=== Begin Enclosure ===

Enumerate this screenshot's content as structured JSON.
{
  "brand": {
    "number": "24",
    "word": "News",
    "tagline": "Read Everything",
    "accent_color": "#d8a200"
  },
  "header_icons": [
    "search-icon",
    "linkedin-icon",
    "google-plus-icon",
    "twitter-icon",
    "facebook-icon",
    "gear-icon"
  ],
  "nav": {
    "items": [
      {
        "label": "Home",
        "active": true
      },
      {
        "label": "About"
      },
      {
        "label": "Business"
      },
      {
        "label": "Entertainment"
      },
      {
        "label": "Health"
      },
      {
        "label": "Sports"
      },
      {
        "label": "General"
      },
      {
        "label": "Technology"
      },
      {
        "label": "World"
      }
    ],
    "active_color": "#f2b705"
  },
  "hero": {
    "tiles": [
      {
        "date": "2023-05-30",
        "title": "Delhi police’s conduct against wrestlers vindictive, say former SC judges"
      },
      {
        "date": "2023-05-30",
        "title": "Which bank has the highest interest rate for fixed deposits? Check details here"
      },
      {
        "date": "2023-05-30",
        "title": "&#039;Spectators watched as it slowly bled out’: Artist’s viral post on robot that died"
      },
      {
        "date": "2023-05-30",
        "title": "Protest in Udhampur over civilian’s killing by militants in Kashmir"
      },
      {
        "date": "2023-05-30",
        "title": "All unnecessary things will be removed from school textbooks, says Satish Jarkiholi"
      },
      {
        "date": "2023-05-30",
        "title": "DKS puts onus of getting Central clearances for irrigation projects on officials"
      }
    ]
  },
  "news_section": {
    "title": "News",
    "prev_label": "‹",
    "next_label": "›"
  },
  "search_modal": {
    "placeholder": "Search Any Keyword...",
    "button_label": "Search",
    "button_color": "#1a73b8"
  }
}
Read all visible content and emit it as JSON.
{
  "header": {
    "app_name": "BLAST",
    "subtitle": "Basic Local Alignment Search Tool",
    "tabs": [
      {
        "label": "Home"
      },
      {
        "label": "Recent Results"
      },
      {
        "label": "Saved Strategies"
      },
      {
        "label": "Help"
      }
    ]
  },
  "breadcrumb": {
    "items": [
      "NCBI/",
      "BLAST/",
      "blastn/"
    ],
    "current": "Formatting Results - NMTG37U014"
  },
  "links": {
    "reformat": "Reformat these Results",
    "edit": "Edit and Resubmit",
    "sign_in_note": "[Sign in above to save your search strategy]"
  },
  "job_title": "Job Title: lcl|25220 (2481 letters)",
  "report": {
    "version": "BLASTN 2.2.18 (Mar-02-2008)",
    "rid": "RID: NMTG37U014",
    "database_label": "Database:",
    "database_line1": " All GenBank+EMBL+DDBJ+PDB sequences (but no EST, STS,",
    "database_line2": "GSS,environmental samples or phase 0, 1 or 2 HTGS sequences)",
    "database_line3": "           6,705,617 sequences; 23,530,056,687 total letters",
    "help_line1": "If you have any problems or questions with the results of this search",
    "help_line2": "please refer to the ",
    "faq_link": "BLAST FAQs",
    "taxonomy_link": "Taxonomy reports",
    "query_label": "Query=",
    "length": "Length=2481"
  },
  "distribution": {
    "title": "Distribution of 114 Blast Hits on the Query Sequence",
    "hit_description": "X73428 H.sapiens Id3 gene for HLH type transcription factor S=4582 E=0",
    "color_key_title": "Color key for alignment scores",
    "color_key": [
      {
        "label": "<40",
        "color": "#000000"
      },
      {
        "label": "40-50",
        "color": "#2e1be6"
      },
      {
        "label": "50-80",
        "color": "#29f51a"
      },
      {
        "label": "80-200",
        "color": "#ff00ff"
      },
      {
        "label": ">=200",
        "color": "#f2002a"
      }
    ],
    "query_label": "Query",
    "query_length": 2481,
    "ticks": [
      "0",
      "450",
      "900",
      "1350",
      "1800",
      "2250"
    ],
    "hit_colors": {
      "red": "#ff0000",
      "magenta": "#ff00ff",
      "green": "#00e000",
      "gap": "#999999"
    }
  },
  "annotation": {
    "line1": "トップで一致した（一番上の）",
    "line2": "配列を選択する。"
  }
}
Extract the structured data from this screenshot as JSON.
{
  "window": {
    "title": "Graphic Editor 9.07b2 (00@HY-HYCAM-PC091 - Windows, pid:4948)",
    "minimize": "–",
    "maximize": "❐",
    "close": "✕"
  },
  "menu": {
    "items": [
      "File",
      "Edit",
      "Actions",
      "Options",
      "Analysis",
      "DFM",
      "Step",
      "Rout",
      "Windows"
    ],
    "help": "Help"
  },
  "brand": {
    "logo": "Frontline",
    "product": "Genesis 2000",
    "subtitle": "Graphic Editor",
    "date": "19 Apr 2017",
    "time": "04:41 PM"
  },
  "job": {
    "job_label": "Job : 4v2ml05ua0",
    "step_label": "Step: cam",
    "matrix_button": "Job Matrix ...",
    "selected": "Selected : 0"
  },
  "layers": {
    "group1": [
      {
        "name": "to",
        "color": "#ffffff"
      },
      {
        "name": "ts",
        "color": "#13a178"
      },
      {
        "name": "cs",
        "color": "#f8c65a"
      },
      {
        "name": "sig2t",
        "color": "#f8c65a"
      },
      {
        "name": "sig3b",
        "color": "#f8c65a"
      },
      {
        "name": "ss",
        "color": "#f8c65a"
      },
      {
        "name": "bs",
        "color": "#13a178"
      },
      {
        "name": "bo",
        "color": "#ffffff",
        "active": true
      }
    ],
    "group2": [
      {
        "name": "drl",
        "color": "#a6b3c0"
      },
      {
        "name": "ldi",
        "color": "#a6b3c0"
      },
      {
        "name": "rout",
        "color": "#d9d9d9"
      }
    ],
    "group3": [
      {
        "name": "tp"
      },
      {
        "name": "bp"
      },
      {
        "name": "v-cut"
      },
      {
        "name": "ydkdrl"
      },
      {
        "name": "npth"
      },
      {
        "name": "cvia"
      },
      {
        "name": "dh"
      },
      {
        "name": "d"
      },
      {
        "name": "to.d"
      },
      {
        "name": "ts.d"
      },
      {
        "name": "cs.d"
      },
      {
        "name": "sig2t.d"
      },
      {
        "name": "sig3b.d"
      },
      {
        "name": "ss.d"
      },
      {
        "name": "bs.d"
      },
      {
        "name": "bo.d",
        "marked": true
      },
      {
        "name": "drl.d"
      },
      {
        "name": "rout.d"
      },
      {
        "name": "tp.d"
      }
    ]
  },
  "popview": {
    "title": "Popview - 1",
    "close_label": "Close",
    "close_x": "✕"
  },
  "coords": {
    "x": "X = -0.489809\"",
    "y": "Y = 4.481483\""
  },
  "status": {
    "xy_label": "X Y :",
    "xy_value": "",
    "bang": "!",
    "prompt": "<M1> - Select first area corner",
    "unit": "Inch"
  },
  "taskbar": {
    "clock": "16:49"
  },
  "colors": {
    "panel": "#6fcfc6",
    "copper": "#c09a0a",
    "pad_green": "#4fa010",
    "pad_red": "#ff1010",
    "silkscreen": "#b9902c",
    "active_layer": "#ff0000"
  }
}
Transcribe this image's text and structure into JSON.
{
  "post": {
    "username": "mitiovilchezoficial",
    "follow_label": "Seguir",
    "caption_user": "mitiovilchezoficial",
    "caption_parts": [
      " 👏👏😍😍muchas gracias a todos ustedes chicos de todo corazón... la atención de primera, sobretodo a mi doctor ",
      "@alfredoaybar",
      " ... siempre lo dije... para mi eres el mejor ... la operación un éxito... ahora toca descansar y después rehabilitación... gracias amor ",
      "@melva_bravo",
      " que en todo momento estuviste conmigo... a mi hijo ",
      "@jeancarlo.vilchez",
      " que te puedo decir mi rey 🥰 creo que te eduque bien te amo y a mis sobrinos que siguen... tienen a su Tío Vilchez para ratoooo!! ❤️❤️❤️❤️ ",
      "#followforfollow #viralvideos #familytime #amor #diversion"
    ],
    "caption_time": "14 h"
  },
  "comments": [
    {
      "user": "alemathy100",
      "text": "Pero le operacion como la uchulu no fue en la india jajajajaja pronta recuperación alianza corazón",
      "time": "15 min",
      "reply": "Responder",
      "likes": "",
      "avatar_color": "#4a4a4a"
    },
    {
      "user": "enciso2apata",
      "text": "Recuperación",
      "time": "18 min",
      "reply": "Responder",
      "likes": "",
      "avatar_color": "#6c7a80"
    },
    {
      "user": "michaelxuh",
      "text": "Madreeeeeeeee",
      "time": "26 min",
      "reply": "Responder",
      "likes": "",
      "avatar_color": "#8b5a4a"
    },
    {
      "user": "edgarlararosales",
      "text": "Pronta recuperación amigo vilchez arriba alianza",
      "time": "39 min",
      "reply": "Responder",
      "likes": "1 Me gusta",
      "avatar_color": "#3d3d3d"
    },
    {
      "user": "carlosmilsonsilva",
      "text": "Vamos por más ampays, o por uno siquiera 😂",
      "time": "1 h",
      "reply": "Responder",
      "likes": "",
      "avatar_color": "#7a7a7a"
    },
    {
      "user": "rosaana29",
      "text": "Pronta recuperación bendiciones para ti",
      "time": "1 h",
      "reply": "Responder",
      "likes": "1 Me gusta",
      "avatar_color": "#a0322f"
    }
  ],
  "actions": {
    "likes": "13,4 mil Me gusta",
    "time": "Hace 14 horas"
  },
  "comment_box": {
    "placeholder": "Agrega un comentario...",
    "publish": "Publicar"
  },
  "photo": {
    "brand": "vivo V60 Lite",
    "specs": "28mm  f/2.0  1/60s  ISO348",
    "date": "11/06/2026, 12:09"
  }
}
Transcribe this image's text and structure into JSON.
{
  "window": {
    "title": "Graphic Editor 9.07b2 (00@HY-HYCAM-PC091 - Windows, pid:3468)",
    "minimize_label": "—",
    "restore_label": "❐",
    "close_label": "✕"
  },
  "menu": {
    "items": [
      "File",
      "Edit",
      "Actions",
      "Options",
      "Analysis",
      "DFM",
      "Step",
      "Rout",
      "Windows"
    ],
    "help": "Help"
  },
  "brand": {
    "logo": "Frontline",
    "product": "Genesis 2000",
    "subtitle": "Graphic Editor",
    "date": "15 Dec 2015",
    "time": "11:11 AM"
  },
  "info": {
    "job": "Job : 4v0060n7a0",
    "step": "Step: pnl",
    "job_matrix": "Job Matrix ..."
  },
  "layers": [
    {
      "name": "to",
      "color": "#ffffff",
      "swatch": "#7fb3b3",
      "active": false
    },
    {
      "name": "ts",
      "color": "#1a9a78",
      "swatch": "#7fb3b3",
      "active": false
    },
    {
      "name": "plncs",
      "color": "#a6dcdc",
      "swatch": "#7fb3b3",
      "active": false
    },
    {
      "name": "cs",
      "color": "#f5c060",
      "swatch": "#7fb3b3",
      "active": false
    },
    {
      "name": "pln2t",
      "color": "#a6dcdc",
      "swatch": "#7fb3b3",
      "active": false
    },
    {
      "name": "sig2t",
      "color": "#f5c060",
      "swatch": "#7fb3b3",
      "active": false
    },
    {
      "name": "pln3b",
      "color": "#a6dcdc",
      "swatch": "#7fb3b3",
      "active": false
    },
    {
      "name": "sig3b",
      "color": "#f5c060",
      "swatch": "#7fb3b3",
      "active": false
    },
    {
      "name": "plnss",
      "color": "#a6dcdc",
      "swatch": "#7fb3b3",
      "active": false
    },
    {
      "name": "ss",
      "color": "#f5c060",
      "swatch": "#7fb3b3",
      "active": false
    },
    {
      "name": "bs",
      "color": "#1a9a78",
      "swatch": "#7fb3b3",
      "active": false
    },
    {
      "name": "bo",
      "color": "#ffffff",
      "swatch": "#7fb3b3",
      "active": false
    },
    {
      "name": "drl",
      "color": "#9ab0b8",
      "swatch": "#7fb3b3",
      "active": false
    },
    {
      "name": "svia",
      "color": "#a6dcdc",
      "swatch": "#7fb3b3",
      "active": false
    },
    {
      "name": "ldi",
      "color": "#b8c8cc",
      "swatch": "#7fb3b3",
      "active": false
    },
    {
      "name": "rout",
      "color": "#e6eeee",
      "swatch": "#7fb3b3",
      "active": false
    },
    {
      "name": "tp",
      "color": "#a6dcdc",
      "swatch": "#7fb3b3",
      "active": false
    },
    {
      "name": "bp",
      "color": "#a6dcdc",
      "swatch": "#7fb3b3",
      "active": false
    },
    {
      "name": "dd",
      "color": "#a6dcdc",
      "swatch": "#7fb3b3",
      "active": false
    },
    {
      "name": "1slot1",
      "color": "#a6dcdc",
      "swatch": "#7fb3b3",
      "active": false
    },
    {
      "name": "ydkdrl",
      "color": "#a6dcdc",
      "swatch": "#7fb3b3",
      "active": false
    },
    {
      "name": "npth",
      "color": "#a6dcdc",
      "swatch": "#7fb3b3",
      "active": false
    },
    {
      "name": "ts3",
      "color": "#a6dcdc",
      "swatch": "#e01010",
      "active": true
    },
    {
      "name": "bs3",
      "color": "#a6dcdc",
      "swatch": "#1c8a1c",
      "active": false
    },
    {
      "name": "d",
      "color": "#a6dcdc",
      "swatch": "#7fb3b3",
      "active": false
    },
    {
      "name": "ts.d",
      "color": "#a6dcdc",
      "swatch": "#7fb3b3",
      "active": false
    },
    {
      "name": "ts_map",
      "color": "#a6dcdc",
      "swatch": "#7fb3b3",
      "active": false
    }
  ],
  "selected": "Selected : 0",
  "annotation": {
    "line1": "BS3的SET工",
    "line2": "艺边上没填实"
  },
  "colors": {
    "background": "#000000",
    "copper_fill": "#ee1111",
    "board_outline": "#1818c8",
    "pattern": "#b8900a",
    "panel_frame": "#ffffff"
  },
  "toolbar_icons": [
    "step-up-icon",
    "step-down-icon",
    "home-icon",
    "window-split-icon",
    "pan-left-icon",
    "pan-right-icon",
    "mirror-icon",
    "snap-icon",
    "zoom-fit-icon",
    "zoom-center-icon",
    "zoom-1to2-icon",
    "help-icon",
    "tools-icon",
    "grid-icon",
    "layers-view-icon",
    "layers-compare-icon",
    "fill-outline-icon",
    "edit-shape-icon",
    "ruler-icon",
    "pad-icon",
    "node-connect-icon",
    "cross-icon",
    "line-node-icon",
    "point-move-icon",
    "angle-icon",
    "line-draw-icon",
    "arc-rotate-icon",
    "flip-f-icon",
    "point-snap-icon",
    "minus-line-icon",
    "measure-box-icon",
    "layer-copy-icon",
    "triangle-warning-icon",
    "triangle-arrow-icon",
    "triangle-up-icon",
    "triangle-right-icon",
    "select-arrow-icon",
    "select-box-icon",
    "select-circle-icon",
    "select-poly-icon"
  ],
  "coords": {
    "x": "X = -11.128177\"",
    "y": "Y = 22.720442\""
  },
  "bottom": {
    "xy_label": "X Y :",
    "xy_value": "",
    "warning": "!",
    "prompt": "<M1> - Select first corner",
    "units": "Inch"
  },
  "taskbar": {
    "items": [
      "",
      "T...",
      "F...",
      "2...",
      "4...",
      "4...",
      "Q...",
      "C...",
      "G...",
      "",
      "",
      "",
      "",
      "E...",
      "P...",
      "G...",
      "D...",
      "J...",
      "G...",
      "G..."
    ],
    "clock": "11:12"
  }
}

=== End Enclosure ===

* _What is expected_: Copy every line that includes the string "para" from the material above.

* _Answer to the problem_:
      " ... siempre lo dije... para mi eres el mejor ... la operación un éxito... ahora toca descansar y después rehabilitación... gracias amor ",
      " que te puedo decir mi rey 🥰 creo que te eduque bien te amo y a mis sobrinos que siguen... tienen a su Tío Vilchez para ratoooo!! ❤️❤️❤️❤️ ",
      "text": "Pronta recuperación bendiciones para ti",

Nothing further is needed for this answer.